All entries are to be given again verbatim.

(Stored items from a collection)

◆ ◆ ◆ ◆ ◆

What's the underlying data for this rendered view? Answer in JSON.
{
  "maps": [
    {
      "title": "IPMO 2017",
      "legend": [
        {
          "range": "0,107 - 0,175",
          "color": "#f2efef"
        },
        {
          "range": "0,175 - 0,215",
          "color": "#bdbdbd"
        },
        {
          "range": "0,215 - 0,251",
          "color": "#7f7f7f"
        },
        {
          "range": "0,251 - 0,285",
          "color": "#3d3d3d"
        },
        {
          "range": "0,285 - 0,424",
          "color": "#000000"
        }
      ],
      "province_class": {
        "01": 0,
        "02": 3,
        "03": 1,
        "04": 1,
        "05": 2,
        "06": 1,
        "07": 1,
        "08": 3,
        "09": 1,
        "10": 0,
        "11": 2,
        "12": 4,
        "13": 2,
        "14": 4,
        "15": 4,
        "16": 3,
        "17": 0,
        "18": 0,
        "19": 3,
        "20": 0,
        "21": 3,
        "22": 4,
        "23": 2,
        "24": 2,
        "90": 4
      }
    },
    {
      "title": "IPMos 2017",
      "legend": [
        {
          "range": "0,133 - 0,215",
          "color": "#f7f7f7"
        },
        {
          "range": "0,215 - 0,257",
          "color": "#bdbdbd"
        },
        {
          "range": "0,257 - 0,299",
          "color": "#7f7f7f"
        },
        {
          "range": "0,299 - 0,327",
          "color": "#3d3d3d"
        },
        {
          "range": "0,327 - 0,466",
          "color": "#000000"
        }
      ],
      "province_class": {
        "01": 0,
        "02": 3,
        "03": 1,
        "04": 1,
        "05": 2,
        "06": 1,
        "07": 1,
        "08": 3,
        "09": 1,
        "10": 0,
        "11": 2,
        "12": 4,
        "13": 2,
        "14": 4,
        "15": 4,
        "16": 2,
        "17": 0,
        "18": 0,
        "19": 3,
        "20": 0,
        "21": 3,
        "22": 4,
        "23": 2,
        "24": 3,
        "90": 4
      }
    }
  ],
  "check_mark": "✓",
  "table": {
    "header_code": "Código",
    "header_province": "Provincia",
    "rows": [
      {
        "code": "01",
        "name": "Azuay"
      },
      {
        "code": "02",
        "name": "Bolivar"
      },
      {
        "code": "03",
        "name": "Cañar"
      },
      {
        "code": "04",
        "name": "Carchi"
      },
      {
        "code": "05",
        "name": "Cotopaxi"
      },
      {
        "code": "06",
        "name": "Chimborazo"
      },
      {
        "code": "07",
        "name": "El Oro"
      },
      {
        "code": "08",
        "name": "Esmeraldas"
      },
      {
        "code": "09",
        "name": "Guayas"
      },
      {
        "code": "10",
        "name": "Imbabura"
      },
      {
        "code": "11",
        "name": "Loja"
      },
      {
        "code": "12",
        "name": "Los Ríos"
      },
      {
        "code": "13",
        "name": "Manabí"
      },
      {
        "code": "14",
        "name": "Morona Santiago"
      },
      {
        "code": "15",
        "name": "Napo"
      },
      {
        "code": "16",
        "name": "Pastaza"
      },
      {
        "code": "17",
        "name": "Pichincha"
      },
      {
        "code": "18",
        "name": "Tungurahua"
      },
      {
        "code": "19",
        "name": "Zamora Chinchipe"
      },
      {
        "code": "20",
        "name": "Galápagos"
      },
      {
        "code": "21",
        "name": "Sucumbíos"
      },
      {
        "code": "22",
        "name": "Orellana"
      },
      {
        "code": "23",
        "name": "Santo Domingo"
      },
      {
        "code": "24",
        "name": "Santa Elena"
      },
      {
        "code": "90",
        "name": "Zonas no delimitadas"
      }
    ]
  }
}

◆ ◆ ◆ ◆ ◆

== Solved exercise ==
What's the underlying data for this rendered view? Answer in JSON.
{
  "maps": [
    {
      "title": "IPMO 2017",
      "legend": [
        {
          "range": "0,107 - 0,175",
          "color": "#f2efef"
        },
        {
          "range": "0,175 - 0,215",
          "color": "#bdbdbd"
        },
        {
          "range": "0,215 - 0,251",
          "color": "#7f7f7f"
        },
        {
          "range": "0,251 - 0,285",
          "color": "#3d3d3d"
        },
        {
          "range": "0,285 - 0,424",
          "color": "#000000"
        }
      ],
      "province_class": {
        "01": 0,
        "02": 3,
        "03": 1,
        "04": 1,
        "05": 2,
        "06": 1,
        "07": 1,
        "08": 3,
        "09": 1,
        "10": 0,
        "11": 2,
        "12": 4,
        "13": 2,
        "14": 4,
        "15": 4,
        "16": 3,
        "17": 0,
        "18": 0,
        "19": 3,
        "20": 0,
        "21": 3,
        "22": 4,
        "23": 2,
        "24": 2,
        "90": 4
      }
    },
    {
      "title": "IPMos 2017",
      "legend": [
        {
          "range": "0,133 - 0,215",
          "color": "#f7f7f7"
        },
        {
          "range": "0,215 - 0,257",
          "color": "#bdbdbd"
        },
        {
          "range": "0,257 - 0,299",
          "color": "#7f7f7f"
        },
        {
          "range": "0,299 - 0,327",
          "color": "#3d3d3d"
        },
        {
          "range": "0,327 - 0,466",
          "color": "#000000"
        }
      ],
      "province_class": {
        "01": 0,
        "02": 3,
        "03": 1,
        "04": 1,
        "05": 2,
        "06": 1,
        "07": 1,
        "08": 3,
        "09": 1,
        "10": 0,
        "11": 2,
        "12": 4,
        "13": 2,
        "14": 4,
        "15": 4,
        "16": 2,
        "17": 0,
        "18": 0,
        "19": 3,
        "20": 0,
        "21": 3,
        "22": 4,
        "23": 2,
        "24": 3,
        "90": 4
      }
    }
  ],
  "check_mark": "✓",
  "table": {
    "header_code": "Código",
    "header_province": "Provincia",
    "rows": [
      {
        "code": "01",
        "name": "Azuay"
      },
      {
        "code": "02",
        "name": "Bolivar"
      },
      {
        "code": "03",
        "name": "Cañar"
      },
      {
        "code": "04",
        "name": "Carchi"
      },
      {
        "code": "05",
        "name": "Cotopaxi"
      },
      {
        "code": "06",
        "name": "Chimborazo"
      },
      {
        "code": "07",
        "name": "El Oro"
      },
      {
        "code": "08",
        "name": "Esmeraldas"
      },
      {
        "code": "09",
        "name": "Guayas"
      },
      {
        "code": "10",
        "name": "Imbabura"
      },
      {
        "code": "11",
        "name": "Loja"
      },
      {
        "code": "12",
        "name": "Los Ríos"
      },
      {
        "code": "13",
        "name": "Manabí"
      },
      {
        "code": "14",
        "name": "Morona Santiago"
      },
      {
        "code": "15",
        "name": "Napo"
      },
      {
        "code": "16",
        "name": "Pastaza"
      },
      {
        "code": "17",
        "name": "Pichincha"
      },
      {
        "code": "18",
        "name": "Tungurahua"
      },
      {
        "code": "19",
        "name": "Zamora Chinchipe"
      },
      {
        "code": "20",
        "name": "Galápagos"
      },
      {
        "code": "21",
        "name": "Sucumbíos"
      },
      {
        "code": "22",
        "name": "Orellana"
      },
      {
        "code": "23",
        "name": "Santo Domingo"
      },
      {
        "code": "24",
        "name": "Santa Elena"
      },
      {
        "code": "90",
        "name": "Zonas no delimitadas"
      }
    ]
  }
}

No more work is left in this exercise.